__What the task asks__:
Across the entries below, how many lines contain the string "bottom"? Give only the count.

Dataset excerpt
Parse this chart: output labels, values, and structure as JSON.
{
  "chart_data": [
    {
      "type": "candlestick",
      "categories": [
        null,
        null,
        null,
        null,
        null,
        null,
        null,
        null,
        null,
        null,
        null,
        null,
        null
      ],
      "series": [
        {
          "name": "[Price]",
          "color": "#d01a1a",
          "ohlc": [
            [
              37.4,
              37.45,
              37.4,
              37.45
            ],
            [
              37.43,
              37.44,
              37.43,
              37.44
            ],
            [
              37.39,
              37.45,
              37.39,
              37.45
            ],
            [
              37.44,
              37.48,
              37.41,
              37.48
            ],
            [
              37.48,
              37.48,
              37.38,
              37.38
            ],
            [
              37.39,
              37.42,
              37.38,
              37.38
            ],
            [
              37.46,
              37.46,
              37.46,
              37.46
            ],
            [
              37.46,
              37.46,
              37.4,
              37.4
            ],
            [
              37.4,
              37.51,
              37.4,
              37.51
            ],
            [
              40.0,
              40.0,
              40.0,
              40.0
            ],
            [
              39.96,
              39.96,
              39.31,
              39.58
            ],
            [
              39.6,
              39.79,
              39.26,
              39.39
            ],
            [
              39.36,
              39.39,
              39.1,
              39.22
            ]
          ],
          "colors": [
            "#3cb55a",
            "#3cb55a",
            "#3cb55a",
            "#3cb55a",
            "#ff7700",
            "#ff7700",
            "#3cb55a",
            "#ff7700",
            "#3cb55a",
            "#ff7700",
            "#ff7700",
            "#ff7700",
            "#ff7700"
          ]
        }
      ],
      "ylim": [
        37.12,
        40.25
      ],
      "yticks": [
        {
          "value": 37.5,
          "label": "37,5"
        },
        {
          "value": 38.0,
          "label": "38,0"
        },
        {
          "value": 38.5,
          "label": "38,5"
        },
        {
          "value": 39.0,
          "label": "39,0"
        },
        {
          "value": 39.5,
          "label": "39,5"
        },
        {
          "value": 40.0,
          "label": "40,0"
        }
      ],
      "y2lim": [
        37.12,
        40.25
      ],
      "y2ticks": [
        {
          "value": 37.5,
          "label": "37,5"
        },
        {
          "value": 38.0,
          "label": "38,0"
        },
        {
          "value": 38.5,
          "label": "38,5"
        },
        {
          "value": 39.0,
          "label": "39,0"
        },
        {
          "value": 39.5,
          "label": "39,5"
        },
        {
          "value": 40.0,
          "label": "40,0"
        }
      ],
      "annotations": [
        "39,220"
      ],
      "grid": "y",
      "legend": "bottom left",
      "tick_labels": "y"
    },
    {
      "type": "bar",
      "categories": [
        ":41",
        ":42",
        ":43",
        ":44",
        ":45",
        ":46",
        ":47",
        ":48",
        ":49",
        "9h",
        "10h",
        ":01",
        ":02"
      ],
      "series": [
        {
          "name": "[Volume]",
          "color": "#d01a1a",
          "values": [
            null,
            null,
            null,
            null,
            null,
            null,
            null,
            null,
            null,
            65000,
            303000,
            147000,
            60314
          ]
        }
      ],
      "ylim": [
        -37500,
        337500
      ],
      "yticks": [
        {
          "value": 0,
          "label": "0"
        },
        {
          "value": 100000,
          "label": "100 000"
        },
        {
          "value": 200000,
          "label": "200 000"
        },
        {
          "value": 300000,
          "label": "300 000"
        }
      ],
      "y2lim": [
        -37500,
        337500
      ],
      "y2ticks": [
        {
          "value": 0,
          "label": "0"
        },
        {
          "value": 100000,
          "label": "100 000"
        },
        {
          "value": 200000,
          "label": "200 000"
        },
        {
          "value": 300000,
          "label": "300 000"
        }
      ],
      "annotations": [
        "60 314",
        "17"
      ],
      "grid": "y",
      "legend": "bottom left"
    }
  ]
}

__Full solution__:
2